• _DIRECTIVE_
Return all the data below as it stands, minus the pictures.

Data listing:
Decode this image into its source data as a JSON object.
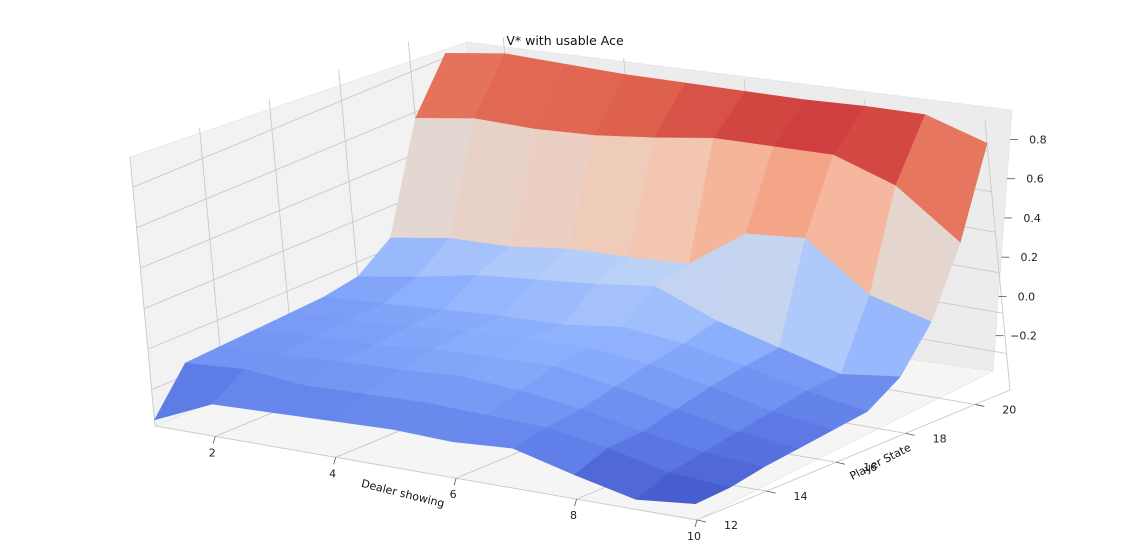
{
  "chart_data": {
    "type": "surface3d",
    "title": "V* with usable Ace",
    "xlabel": "Dealer showing",
    "ylabel": "Player State",
    "zlabel": "",
    "x": [
      1,
      2,
      3,
      4,
      5,
      6,
      7,
      8,
      9,
      10
    ],
    "y": [
      12,
      13,
      14,
      15,
      16,
      17,
      18,
      19,
      20,
      21
    ],
    "xticks": [
      "2",
      "4",
      "6",
      "8",
      "10"
    ],
    "yticks": [
      "12",
      "14",
      "16",
      "18",
      "20"
    ],
    "zticks": [
      "−0.2",
      "0.0",
      "0.2",
      "0.4",
      "0.6",
      "0.8"
    ],
    "zlim": [
      -0.38,
      0.95
    ],
    "colormap": "coolwarm",
    "grid": true,
    "z": [
      [
        -0.35,
        -0.22,
        -0.21,
        -0.2,
        -0.19,
        -0.2,
        -0.18,
        -0.26,
        -0.33,
        -0.3
      ],
      [
        -0.14,
        -0.12,
        -0.15,
        -0.14,
        -0.13,
        -0.14,
        -0.15,
        -0.2,
        -0.27,
        -0.29
      ],
      [
        -0.13,
        -0.12,
        -0.1,
        -0.09,
        -0.07,
        -0.09,
        -0.13,
        -0.19,
        -0.24,
        -0.26
      ],
      [
        -0.12,
        -0.1,
        -0.09,
        -0.06,
        -0.05,
        -0.04,
        -0.09,
        -0.15,
        -0.21,
        -0.24
      ],
      [
        -0.11,
        -0.09,
        -0.07,
        -0.04,
        -0.03,
        -0.02,
        -0.05,
        -0.11,
        -0.18,
        -0.22
      ],
      [
        -0.1,
        -0.08,
        -0.06,
        -0.04,
        -0.03,
        0.01,
        -0.02,
        -0.08,
        -0.15,
        -0.2
      ],
      [
        -0.07,
        -0.02,
        0.04,
        0.07,
        0.1,
        0.14,
        0.02,
        -0.06,
        -0.14,
        -0.1
      ],
      [
        0.05,
        0.1,
        0.11,
        0.15,
        0.16,
        0.18,
        0.38,
        0.41,
        0.18,
        0.1
      ],
      [
        0.57,
        0.62,
        0.62,
        0.64,
        0.68,
        0.73,
        0.74,
        0.75,
        0.65,
        0.42
      ],
      [
        0.82,
        0.87,
        0.87,
        0.87,
        0.88,
        0.89,
        0.9,
        0.92,
        0.93,
        0.84
      ]
    ]
  }
}
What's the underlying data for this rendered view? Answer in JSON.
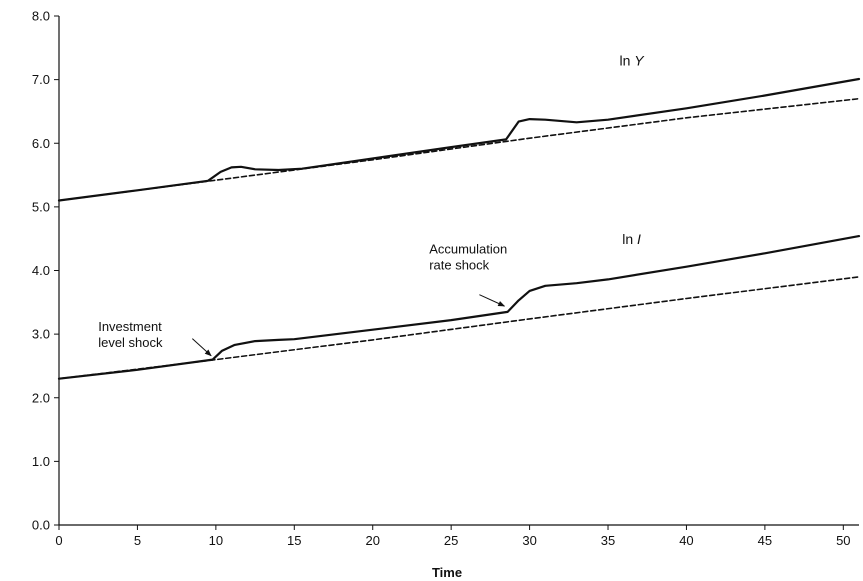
{
  "chart_data": {
    "type": "line",
    "title": "",
    "xlabel": "Time",
    "ylabel": "",
    "xlim": [
      0,
      51
    ],
    "ylim": [
      0,
      8
    ],
    "x_ticks": [
      0,
      5,
      10,
      15,
      20,
      25,
      30,
      35,
      40,
      45,
      50
    ],
    "x_tick_labels": [
      "0",
      "5",
      "10",
      "15",
      "20",
      "25",
      "30",
      "35",
      "40",
      "45",
      "50"
    ],
    "y_ticks": [
      0,
      1,
      2,
      3,
      4,
      5,
      6,
      7,
      8
    ],
    "y_tick_labels": [
      "0.0",
      "1.0",
      "2.0",
      "3.0",
      "4.0",
      "5.0",
      "6.0",
      "7.0",
      "8.0"
    ],
    "grid": false,
    "series_labels": [
      {
        "prefix": "ln ",
        "var": "Y",
        "x": 36.5,
        "y": 7.22
      },
      {
        "prefix": "ln ",
        "var": "I",
        "x": 36.5,
        "y": 4.42
      }
    ],
    "series": [
      {
        "style": "solid",
        "points": [
          [
            0,
            5.1
          ],
          [
            5,
            5.26
          ],
          [
            9.5,
            5.41
          ],
          [
            10.3,
            5.55
          ],
          [
            11,
            5.62
          ],
          [
            11.6,
            5.63
          ],
          [
            12.5,
            5.59
          ],
          [
            14,
            5.58
          ],
          [
            15.5,
            5.6
          ],
          [
            20,
            5.76
          ],
          [
            25,
            5.94
          ],
          [
            28.5,
            6.06
          ],
          [
            29.3,
            6.34
          ],
          [
            30,
            6.38
          ],
          [
            31,
            6.37
          ],
          [
            33,
            6.33
          ],
          [
            35,
            6.37
          ],
          [
            40,
            6.55
          ],
          [
            45,
            6.75
          ],
          [
            51,
            7.01
          ]
        ]
      },
      {
        "style": "dashed",
        "points": [
          [
            0,
            5.1
          ],
          [
            10,
            5.42
          ],
          [
            20,
            5.74
          ],
          [
            30,
            6.08
          ],
          [
            40,
            6.4
          ],
          [
            51,
            6.7
          ]
        ]
      },
      {
        "style": "solid",
        "points": [
          [
            0,
            2.3
          ],
          [
            5,
            2.44
          ],
          [
            9.8,
            2.6
          ],
          [
            10.4,
            2.74
          ],
          [
            11.2,
            2.83
          ],
          [
            12.5,
            2.89
          ],
          [
            14,
            2.91
          ],
          [
            15,
            2.92
          ],
          [
            20,
            3.07
          ],
          [
            25,
            3.22
          ],
          [
            28.6,
            3.35
          ],
          [
            29.3,
            3.53
          ],
          [
            30,
            3.68
          ],
          [
            31,
            3.76
          ],
          [
            33,
            3.8
          ],
          [
            35,
            3.86
          ],
          [
            40,
            4.06
          ],
          [
            45,
            4.27
          ],
          [
            51,
            4.54
          ]
        ]
      },
      {
        "style": "dashed",
        "points": [
          [
            0,
            2.3
          ],
          [
            10,
            2.6
          ],
          [
            20,
            2.91
          ],
          [
            30,
            3.24
          ],
          [
            40,
            3.56
          ],
          [
            51,
            3.9
          ]
        ]
      }
    ],
    "annotations": [
      {
        "lines": [
          "Accumulation",
          "rate shock"
        ],
        "text_x": 23.6,
        "text_y": 4.27,
        "arrow_from": [
          26.8,
          3.62
        ],
        "arrow_to": [
          28.4,
          3.44
        ]
      },
      {
        "lines": [
          "Investment",
          "level shock"
        ],
        "text_x": 2.5,
        "text_y": 3.05,
        "arrow_from": [
          8.5,
          2.93
        ],
        "arrow_to": [
          9.7,
          2.66
        ]
      }
    ]
  }
}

• _FULL RESPONSE_
Decode this image into its source data as a JSON object.
{
  "chart_data": {
    "type": "surface3d",
    "title": "V* with usable Ace",
    "xlabel": "Dealer showing",
    "ylabel": "Player State",
    "zlabel": "",
    "x": [
      1,
      2,
      3,
      4,
      5,
      6,
      7,
      8,
      9,
      10
    ],
    "y": [
      12,
      13,
      14,
      15,
      16,
      17,
      18,
      19,
      20,
      21
    ],
    "xticks": [
      "2",
      "4",
      "6",
      "8",
      "10"
    ],
    "yticks": [
      "12",
      "14",
      "16",
      "18",
      "20"
    ],
    "zticks": [
      "−0.2",
      "0.0",
      "0.2",
      "0.4",
      "0.6",
      "0.8"
    ],
    "zlim": [
      -0.38,
      0.95
    ],
    "colormap": "coolwarm",
    "grid": true,
    "z": [
      [
        -0.35,
        -0.22,
        -0.21,
        -0.2,
        -0.19,
        -0.2,
        -0.18,
        -0.26,
        -0.33,
        -0.3
      ],
      [
        -0.14,
        -0.12,
        -0.15,
        -0.14,
        -0.13,
        -0.14,
        -0.15,
        -0.2,
        -0.27,
        -0.29
      ],
      [
        -0.13,
        -0.12,
        -0.1,
        -0.09,
        -0.07,
        -0.09,
        -0.13,
        -0.19,
        -0.24,
        -0.26
      ],
      [
        -0.12,
        -0.1,
        -0.09,
        -0.06,
        -0.05,
        -0.04,
        -0.09,
        -0.15,
        -0.21,
        -0.24
      ],
      [
        -0.11,
        -0.09,
        -0.07,
        -0.04,
        -0.03,
        -0.02,
        -0.05,
        -0.11,
        -0.18,
        -0.22
      ],
      [
        -0.1,
        -0.08,
        -0.06,
        -0.04,
        -0.03,
        0.01,
        -0.02,
        -0.08,
        -0.15,
        -0.2
      ],
      [
        -0.07,
        -0.02,
        0.04,
        0.07,
        0.1,
        0.14,
        0.02,
        -0.06,
        -0.14,
        -0.1
      ],
      [
        0.05,
        0.1,
        0.11,
        0.15,
        0.16,
        0.18,
        0.38,
        0.41,
        0.18,
        0.1
      ],
      [
        0.57,
        0.62,
        0.62,
        0.64,
        0.68,
        0.73,
        0.74,
        0.75,
        0.65,
        0.42
      ],
      [
        0.82,
        0.87,
        0.87,
        0.87,
        0.88,
        0.89,
        0.9,
        0.92,
        0.93,
        0.84
      ]
    ]
  }
}
What's the underlying data for this rendered view? Answer in JSON.
{
  "chart_data": {
    "type": "line",
    "title": "",
    "xlabel": "Time",
    "ylabel": "",
    "xlim": [
      0,
      51
    ],
    "ylim": [
      0,
      8
    ],
    "x_ticks": [
      0,
      5,
      10,
      15,
      20,
      25,
      30,
      35,
      40,
      45,
      50
    ],
    "x_tick_labels": [
      "0",
      "5",
      "10",
      "15",
      "20",
      "25",
      "30",
      "35",
      "40",
      "45",
      "50"
    ],
    "y_ticks": [
      0,
      1,
      2,
      3,
      4,
      5,
      6,
      7,
      8
    ],
    "y_tick_labels": [
      "0.0",
      "1.0",
      "2.0",
      "3.0",
      "4.0",
      "5.0",
      "6.0",
      "7.0",
      "8.0"
    ],
    "grid": false,
    "series_labels": [
      {
        "prefix": "ln ",
        "var": "Y",
        "x": 36.5,
        "y": 7.22
      },
      {
        "prefix": "ln ",
        "var": "I",
        "x": 36.5,
        "y": 4.42
      }
    ],
    "series": [
      {
        "style": "solid",
        "points": [
          [
            0,
            5.1
          ],
          [
            5,
            5.26
          ],
          [
            9.5,
            5.41
          ],
          [
            10.3,
            5.55
          ],
          [
            11,
            5.62
          ],
          [
            11.6,
            5.63
          ],
          [
            12.5,
            5.59
          ],
          [
            14,
            5.58
          ],
          [
            15.5,
            5.6
          ],
          [
            20,
            5.76
          ],
          [
            25,
            5.94
          ],
          [
            28.5,
            6.06
          ],
          [
            29.3,
            6.34
          ],
          [
            30,
            6.38
          ],
          [
            31,
            6.37
          ],
          [
            33,
            6.33
          ],
          [
            35,
            6.37
          ],
          [
            40,
            6.55
          ],
          [
            45,
            6.75
          ],
          [
            51,
            7.01
          ]
        ]
      },
      {
        "style": "dashed",
        "points": [
          [
            0,
            5.1
          ],
          [
            10,
            5.42
          ],
          [
            20,
            5.74
          ],
          [
            30,
            6.08
          ],
          [
            40,
            6.4
          ],
          [
            51,
            6.7
          ]
        ]
      },
      {
        "style": "solid",
        "points": [
          [
            0,
            2.3
          ],
          [
            5,
            2.44
          ],
          [
            9.8,
            2.6
          ],
          [
            10.4,
            2.74
          ],
          [
            11.2,
            2.83
          ],
          [
            12.5,
            2.89
          ],
          [
            14,
            2.91
          ],
          [
            15,
            2.92
          ],
          [
            20,
            3.07
          ],
          [
            25,
            3.22
          ],
          [
            28.6,
            3.35
          ],
          [
            29.3,
            3.53
          ],
          [
            30,
            3.68
          ],
          [
            31,
            3.76
          ],
          [
            33,
            3.8
          ],
          [
            35,
            3.86
          ],
          [
            40,
            4.06
          ],
          [
            45,
            4.27
          ],
          [
            51,
            4.54
          ]
        ]
      },
      {
        "style": "dashed",
        "points": [
          [
            0,
            2.3
          ],
          [
            10,
            2.6
          ],
          [
            20,
            2.91
          ],
          [
            30,
            3.24
          ],
          [
            40,
            3.56
          ],
          [
            51,
            3.9
          ]
        ]
      }
    ],
    "annotations": [
      {
        "lines": [
          "Accumulation",
          "rate shock"
        ],
        "text_x": 23.6,
        "text_y": 4.27,
        "arrow_from": [
          26.8,
          3.62
        ],
        "arrow_to": [
          28.4,
          3.44
        ]
      },
      {
        "lines": [
          "Investment",
          "level shock"
        ],
        "text_x": 2.5,
        "text_y": 3.05,
        "arrow_from": [
          8.5,
          2.93
        ],
        "arrow_to": [
          9.7,
          2.66
        ]
      }
    ]
  }
}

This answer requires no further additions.